Task statement:
Show every line containing "this" by copying it.

--

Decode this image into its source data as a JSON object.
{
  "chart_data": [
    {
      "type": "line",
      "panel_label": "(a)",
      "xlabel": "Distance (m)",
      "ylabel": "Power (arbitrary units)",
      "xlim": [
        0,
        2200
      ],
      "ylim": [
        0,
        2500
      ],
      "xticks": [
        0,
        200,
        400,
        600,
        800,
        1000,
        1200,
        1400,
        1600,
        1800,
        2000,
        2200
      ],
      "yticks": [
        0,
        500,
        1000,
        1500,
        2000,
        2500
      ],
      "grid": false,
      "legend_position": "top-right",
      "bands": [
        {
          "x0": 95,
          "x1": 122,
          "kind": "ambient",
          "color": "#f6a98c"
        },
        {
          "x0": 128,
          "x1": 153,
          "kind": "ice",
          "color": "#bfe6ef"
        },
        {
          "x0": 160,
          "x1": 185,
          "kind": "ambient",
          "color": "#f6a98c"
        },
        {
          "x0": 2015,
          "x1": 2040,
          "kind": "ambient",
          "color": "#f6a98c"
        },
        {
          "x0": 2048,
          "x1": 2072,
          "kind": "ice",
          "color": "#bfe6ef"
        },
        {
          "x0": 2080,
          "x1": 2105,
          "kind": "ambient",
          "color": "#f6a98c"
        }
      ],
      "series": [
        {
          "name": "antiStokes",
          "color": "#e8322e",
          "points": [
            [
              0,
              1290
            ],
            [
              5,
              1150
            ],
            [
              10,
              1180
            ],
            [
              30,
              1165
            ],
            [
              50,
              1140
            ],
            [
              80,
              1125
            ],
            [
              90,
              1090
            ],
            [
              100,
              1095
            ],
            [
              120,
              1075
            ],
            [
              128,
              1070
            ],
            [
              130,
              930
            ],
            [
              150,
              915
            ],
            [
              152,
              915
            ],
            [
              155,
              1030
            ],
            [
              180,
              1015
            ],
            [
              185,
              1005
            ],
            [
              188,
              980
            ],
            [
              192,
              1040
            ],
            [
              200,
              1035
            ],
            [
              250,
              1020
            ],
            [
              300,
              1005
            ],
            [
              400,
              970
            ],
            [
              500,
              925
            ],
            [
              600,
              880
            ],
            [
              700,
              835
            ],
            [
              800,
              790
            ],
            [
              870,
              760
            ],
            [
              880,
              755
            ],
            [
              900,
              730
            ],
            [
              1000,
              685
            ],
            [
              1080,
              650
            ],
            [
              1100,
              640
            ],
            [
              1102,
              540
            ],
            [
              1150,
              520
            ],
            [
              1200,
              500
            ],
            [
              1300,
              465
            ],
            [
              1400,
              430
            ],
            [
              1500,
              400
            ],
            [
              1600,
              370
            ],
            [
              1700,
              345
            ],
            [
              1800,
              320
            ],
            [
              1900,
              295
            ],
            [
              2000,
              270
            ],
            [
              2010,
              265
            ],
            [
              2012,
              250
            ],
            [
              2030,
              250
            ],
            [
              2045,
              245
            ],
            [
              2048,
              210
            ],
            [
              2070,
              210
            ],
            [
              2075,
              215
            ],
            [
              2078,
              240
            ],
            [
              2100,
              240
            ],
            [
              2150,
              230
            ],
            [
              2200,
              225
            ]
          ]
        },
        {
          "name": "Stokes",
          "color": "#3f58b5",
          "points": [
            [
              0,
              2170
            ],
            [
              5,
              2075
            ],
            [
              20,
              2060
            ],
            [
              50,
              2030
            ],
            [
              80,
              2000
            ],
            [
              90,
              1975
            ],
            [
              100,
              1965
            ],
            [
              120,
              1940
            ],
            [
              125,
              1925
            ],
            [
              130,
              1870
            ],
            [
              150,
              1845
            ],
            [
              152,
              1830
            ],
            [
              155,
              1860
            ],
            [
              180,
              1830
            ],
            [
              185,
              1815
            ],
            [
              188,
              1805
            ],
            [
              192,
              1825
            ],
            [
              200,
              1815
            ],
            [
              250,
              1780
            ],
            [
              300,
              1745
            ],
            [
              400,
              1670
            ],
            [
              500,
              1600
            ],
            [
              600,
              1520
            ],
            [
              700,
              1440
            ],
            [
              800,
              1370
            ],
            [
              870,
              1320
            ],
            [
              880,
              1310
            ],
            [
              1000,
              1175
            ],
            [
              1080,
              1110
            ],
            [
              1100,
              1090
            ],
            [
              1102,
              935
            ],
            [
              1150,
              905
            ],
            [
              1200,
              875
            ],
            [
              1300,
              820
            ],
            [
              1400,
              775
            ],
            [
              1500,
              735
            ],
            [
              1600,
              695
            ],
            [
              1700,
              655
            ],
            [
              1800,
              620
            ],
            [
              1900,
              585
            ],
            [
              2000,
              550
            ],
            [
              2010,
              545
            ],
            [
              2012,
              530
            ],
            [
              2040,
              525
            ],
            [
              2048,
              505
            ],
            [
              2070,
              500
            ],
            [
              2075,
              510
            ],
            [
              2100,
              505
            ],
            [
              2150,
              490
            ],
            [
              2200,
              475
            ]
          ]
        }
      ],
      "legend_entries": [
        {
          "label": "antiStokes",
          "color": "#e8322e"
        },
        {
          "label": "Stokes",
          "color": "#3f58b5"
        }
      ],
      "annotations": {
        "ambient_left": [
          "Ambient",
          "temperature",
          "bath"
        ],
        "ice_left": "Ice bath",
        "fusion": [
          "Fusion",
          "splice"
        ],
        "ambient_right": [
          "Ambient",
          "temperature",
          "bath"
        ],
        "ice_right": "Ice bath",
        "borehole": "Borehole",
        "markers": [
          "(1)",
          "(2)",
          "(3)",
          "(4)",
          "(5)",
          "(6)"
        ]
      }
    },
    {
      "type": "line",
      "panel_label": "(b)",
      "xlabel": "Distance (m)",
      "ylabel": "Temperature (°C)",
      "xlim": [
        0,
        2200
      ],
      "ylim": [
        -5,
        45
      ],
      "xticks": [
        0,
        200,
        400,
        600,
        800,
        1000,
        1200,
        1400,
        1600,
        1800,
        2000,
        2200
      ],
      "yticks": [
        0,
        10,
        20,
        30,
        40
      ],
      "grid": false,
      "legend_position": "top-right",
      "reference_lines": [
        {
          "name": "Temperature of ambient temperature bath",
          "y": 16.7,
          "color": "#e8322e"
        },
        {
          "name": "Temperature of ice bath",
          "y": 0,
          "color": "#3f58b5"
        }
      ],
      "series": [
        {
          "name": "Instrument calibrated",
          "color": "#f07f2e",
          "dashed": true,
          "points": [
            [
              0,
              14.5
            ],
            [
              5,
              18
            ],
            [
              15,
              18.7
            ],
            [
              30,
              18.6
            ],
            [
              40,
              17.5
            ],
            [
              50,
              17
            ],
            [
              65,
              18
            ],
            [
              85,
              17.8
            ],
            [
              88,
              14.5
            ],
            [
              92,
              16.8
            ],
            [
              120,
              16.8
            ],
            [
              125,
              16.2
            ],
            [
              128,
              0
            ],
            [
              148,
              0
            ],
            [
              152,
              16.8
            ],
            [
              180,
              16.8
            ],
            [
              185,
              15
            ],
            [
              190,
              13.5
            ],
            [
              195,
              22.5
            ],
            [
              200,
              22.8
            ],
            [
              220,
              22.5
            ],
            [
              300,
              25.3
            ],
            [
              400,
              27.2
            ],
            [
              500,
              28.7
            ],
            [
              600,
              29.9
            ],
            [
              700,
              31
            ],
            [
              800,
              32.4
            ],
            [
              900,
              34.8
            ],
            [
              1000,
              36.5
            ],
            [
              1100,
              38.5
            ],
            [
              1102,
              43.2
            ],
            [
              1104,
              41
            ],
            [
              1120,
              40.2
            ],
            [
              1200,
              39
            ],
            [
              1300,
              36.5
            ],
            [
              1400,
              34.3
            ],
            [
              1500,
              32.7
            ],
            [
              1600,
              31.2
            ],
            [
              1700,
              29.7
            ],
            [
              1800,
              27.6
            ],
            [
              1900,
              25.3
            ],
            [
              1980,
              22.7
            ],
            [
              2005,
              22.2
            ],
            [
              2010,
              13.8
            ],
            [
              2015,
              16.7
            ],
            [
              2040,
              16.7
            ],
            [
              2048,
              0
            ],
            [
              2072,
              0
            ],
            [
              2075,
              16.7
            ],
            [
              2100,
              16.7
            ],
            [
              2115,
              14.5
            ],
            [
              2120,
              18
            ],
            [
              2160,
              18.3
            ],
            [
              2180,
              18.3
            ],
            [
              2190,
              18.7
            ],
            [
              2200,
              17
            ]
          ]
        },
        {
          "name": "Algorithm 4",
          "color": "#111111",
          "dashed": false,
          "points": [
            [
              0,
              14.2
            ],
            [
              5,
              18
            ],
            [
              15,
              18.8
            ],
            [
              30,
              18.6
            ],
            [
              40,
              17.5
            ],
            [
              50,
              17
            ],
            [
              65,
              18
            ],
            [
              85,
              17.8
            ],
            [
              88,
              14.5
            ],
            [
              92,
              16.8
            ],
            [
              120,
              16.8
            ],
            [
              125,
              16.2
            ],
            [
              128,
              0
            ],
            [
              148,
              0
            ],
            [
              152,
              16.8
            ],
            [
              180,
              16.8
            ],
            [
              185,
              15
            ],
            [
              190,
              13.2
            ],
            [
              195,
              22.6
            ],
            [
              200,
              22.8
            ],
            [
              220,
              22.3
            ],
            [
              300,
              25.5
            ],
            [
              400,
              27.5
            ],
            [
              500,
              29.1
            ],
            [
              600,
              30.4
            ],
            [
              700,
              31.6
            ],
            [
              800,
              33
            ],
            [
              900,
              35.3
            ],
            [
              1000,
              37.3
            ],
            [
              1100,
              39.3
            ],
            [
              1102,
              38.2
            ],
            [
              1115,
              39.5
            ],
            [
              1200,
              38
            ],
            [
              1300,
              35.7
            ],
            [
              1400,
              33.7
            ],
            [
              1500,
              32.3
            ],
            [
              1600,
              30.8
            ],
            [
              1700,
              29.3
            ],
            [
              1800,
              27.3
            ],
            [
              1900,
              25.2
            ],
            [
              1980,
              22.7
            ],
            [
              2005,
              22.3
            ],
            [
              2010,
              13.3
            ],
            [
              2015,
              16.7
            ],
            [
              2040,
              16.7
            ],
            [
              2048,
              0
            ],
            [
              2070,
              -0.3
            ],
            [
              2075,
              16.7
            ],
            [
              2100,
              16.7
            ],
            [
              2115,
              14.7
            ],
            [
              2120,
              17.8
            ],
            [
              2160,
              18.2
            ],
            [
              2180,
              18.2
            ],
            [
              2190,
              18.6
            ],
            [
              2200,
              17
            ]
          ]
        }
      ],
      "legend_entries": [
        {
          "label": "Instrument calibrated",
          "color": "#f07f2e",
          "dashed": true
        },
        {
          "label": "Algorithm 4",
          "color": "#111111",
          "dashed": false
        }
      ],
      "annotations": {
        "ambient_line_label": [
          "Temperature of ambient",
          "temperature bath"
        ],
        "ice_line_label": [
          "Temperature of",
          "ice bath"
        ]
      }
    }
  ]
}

--

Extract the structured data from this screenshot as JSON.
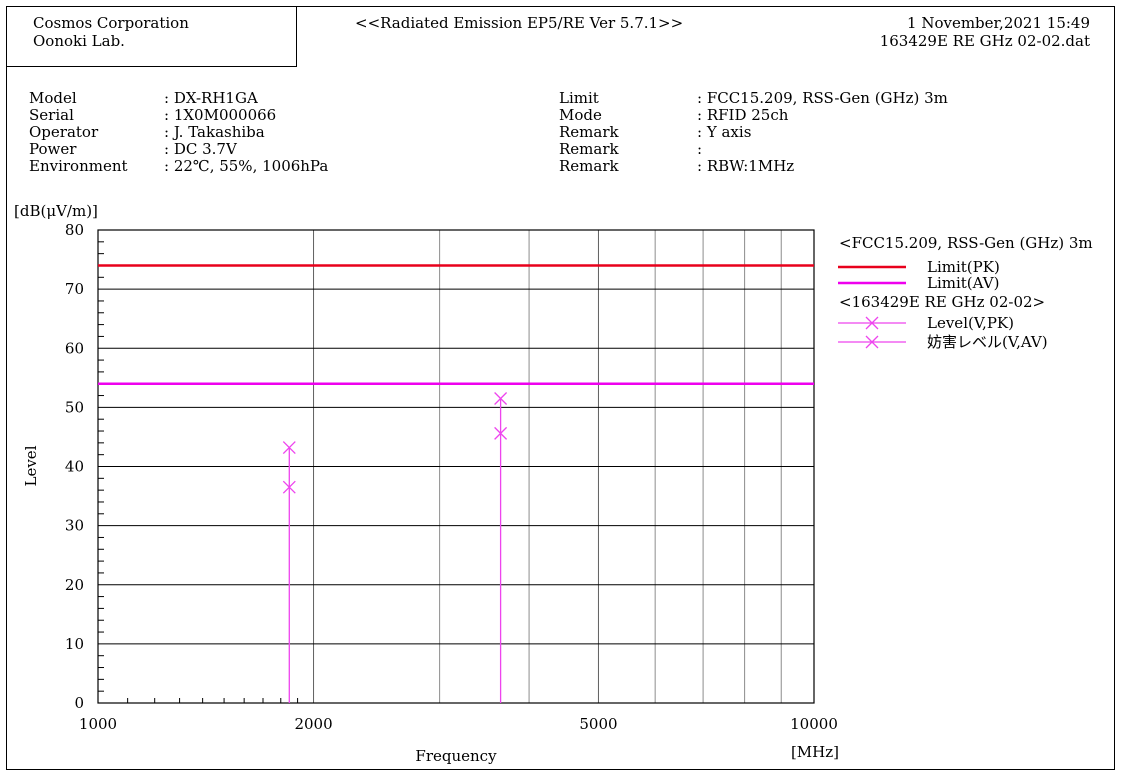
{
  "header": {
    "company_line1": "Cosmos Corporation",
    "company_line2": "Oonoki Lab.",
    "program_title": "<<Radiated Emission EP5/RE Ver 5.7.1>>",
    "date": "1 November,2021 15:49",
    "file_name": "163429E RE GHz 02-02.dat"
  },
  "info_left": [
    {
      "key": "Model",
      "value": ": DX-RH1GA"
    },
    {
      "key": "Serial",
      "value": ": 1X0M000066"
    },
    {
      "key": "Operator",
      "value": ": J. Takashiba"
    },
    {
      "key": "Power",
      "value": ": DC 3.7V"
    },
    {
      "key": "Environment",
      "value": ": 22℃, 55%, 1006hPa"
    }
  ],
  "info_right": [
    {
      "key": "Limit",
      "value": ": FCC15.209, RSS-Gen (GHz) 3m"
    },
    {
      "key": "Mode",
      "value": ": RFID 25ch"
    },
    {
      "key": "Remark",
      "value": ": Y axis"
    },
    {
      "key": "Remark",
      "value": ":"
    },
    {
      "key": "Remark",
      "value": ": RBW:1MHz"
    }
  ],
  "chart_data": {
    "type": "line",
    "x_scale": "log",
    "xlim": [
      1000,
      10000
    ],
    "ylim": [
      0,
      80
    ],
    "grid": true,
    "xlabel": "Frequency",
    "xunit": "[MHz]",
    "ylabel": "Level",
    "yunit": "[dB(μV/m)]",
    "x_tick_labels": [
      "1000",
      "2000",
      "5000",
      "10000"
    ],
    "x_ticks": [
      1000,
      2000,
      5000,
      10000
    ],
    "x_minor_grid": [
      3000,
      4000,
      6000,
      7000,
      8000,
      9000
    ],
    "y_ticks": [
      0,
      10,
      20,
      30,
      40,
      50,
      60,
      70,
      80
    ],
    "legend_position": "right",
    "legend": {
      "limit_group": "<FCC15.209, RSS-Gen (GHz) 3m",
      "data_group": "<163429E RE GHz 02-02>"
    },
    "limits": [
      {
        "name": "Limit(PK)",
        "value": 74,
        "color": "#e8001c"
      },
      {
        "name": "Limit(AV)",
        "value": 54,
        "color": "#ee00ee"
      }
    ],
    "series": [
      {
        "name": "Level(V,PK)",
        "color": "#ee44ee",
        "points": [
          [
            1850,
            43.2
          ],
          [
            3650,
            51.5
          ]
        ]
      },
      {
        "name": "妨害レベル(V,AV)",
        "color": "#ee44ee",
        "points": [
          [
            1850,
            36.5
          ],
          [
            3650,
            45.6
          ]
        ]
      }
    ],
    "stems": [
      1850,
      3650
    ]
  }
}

--

Result of the task:
Decode this image into its source data as a JSON object.
Extract the structured data from this screenshot as JSON.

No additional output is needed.